▶ [WORK INSTRUCTIONS]: Report every line below that holds the word "java".

▶ [Dataset entries]:
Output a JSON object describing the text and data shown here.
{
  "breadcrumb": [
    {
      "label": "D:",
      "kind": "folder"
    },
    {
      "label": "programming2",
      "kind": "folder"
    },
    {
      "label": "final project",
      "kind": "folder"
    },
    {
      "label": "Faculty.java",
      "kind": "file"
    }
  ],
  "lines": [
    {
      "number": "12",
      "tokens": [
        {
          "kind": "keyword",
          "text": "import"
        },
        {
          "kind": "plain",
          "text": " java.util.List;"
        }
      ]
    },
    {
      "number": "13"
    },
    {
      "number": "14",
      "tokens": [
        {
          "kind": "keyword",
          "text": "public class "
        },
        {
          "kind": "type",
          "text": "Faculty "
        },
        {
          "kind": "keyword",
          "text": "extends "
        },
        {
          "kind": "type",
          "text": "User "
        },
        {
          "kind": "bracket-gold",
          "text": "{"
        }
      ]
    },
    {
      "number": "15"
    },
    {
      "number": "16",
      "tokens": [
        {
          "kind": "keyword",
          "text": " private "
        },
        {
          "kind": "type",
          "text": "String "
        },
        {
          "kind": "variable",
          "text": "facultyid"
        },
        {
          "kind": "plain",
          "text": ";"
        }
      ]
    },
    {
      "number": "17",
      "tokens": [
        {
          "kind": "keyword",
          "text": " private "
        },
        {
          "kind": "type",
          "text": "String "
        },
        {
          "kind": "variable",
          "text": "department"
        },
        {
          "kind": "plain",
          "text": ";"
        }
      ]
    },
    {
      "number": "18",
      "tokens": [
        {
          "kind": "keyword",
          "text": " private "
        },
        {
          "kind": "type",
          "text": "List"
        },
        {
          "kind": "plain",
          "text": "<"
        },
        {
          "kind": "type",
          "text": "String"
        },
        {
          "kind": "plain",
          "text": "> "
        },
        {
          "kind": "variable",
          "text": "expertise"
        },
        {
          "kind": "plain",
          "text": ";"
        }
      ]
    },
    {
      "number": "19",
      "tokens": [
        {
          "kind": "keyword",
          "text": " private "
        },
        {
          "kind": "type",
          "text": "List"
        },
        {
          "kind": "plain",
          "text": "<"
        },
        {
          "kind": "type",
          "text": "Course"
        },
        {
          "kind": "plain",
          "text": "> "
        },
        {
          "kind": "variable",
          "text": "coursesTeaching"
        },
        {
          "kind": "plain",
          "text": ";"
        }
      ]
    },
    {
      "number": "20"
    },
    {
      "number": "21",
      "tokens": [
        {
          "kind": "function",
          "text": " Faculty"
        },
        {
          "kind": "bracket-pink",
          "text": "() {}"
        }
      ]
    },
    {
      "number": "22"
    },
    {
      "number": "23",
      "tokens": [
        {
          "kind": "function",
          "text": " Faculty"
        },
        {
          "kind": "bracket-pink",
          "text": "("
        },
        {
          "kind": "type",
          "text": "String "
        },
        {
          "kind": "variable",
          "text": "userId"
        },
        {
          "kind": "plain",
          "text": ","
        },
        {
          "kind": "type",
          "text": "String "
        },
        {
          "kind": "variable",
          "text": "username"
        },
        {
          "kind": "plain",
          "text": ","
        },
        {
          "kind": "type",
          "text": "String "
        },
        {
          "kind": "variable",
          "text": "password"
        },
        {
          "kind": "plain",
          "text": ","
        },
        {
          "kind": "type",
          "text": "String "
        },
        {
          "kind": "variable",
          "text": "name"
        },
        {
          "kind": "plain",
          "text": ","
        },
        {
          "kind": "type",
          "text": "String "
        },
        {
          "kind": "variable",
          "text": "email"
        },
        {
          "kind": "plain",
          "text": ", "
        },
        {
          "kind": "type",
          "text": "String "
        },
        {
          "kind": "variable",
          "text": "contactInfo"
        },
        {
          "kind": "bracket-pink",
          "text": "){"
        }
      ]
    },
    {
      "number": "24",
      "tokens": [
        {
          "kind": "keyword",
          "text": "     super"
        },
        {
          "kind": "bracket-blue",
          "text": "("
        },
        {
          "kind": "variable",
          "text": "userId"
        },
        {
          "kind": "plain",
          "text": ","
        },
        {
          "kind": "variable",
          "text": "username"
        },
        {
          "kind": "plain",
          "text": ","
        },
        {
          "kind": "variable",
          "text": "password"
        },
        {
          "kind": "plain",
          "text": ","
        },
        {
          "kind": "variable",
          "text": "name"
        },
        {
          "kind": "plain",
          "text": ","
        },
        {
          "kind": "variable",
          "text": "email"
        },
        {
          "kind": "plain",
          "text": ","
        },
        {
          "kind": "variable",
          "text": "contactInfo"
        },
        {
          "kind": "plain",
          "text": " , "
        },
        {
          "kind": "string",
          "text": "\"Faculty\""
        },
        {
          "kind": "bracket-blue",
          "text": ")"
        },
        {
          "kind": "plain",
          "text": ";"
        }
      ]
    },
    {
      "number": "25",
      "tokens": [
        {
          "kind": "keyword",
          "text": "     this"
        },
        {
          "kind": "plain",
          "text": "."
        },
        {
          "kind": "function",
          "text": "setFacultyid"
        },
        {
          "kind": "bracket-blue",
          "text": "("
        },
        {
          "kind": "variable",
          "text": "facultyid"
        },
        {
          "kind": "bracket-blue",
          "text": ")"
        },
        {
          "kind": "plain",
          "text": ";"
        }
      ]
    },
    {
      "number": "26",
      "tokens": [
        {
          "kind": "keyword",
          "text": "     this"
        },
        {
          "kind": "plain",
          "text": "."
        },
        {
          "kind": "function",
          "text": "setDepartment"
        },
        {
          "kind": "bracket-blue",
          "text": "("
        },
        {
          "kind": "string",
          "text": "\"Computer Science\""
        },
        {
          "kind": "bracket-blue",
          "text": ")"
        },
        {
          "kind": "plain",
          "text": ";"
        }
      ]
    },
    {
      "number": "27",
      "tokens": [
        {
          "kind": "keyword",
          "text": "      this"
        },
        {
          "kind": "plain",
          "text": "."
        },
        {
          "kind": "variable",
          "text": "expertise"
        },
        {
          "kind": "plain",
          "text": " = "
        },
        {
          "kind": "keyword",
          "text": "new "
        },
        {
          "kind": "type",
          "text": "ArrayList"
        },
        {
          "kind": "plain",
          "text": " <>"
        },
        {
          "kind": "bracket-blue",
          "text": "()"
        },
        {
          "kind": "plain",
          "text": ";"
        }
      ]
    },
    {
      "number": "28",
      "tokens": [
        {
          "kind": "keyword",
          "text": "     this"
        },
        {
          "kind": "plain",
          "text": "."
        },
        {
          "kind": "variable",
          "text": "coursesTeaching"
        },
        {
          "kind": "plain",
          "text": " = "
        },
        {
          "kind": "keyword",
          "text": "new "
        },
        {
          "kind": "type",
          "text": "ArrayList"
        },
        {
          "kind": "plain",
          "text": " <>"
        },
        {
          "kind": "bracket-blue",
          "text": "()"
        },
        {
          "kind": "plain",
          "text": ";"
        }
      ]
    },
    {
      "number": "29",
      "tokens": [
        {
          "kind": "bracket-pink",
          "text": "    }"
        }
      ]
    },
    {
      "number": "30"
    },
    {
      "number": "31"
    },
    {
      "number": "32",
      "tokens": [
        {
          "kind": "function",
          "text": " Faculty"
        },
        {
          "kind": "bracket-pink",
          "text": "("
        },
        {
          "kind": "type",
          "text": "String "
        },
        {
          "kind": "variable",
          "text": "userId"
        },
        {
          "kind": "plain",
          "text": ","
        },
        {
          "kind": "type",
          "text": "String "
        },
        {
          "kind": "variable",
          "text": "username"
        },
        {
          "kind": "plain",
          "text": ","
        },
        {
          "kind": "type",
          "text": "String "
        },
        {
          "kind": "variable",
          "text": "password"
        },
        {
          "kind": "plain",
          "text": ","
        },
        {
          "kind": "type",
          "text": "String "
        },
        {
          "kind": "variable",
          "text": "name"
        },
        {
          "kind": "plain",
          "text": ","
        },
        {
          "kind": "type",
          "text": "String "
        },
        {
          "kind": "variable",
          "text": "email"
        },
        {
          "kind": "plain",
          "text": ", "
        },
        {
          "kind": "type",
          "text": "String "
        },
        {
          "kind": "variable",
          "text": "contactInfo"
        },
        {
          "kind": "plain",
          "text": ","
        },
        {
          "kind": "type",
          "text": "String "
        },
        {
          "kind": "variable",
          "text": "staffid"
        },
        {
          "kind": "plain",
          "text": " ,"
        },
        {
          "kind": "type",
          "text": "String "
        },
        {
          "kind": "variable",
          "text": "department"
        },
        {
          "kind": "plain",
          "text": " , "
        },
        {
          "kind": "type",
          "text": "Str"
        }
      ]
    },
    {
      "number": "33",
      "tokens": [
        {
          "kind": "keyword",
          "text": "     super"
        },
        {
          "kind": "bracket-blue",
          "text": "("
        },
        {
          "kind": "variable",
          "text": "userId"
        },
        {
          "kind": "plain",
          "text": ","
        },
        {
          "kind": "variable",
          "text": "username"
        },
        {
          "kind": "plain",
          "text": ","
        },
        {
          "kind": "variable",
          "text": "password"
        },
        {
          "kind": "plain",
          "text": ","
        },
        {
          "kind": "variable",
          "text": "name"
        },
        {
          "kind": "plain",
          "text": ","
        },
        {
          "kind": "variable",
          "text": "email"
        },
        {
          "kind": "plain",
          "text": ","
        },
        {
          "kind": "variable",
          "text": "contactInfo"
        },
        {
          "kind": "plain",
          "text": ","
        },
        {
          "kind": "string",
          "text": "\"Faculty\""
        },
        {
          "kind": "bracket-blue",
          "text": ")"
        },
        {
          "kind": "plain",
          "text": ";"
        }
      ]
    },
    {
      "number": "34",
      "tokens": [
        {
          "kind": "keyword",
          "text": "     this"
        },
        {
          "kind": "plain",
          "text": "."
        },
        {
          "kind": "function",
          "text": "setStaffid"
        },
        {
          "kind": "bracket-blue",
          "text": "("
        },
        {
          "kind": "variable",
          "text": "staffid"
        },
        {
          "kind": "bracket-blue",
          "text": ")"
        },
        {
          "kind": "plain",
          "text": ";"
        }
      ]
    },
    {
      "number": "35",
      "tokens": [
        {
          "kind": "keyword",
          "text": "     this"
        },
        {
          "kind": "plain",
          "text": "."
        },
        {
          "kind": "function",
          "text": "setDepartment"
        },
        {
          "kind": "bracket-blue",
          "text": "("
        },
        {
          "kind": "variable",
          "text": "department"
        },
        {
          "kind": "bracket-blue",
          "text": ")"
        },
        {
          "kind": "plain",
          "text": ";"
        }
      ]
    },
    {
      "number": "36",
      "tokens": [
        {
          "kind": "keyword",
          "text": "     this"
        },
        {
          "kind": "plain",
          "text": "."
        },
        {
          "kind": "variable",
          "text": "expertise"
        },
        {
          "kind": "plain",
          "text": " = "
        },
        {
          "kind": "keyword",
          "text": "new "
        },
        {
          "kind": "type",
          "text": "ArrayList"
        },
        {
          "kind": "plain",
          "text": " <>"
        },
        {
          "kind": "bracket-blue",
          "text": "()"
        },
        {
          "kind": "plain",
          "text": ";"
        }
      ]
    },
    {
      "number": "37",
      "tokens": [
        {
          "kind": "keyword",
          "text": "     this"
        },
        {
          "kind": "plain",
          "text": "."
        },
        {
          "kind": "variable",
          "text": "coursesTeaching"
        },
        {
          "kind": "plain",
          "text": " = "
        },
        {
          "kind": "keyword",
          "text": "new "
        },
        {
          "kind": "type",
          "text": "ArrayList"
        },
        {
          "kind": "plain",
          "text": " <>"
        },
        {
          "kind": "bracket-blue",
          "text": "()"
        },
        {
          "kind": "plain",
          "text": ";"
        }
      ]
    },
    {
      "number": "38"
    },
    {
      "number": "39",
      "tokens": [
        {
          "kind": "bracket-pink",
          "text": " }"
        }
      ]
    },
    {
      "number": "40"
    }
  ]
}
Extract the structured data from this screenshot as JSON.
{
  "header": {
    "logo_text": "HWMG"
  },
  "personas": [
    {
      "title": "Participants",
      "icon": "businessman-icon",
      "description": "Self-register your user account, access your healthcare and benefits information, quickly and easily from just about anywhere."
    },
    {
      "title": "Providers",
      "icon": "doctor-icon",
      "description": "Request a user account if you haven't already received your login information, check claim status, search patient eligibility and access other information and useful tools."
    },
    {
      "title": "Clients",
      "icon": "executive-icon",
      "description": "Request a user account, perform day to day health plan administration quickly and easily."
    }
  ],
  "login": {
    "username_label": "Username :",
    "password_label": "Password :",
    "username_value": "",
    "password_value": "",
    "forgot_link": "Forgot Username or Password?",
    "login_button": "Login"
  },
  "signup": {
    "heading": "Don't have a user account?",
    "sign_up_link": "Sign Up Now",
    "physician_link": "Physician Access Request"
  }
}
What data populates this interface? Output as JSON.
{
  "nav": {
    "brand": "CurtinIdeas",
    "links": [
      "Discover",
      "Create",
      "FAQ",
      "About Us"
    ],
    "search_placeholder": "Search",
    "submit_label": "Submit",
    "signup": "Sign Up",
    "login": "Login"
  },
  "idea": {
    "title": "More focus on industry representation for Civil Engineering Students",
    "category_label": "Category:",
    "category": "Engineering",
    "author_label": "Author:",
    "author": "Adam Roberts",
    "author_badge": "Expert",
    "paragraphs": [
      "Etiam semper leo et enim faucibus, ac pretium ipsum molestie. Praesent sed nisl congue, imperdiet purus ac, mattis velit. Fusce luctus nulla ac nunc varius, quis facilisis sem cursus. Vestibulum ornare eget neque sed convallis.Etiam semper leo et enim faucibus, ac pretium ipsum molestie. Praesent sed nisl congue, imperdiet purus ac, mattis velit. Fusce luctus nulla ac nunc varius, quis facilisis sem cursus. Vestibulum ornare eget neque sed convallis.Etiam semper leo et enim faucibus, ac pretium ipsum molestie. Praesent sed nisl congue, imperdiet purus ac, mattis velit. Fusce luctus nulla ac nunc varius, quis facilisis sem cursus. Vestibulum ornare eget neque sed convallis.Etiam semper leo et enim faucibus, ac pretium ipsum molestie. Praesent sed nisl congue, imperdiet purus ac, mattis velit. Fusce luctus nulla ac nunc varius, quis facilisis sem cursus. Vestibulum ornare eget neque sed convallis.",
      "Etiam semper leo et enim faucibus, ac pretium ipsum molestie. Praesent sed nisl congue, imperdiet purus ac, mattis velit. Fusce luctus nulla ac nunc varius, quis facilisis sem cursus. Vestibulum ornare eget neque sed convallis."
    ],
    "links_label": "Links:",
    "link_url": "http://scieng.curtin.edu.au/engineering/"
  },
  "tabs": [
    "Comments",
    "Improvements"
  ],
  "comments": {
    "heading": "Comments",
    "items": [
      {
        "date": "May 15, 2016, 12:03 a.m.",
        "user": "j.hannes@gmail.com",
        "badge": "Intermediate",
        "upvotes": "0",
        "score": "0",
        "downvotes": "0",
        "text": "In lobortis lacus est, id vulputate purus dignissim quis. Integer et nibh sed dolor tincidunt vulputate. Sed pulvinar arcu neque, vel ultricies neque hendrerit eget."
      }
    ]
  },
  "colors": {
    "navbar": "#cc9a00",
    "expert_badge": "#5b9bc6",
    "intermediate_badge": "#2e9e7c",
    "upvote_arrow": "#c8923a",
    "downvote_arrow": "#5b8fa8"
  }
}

▶ [OUTPUT OF THE EXERCISE]:
      "label": "Faculty.java",
          "text": " java.util.List;"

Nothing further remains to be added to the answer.